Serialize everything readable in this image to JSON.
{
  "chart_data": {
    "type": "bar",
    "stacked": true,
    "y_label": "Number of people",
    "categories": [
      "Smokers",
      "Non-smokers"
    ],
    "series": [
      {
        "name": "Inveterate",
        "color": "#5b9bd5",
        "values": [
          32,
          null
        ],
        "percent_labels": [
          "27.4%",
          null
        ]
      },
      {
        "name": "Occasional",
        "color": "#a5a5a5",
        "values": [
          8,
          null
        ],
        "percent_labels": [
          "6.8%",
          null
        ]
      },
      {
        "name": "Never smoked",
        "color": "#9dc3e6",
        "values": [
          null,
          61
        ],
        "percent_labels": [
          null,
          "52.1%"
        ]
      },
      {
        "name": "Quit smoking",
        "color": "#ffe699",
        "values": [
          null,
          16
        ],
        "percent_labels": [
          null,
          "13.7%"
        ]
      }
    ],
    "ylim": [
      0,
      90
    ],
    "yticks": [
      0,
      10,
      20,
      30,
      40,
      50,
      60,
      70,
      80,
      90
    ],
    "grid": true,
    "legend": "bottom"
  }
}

___

> _Objective_: How many of the lines above hold the word "name"? Give only that number.

> _Solution to this problem_: 4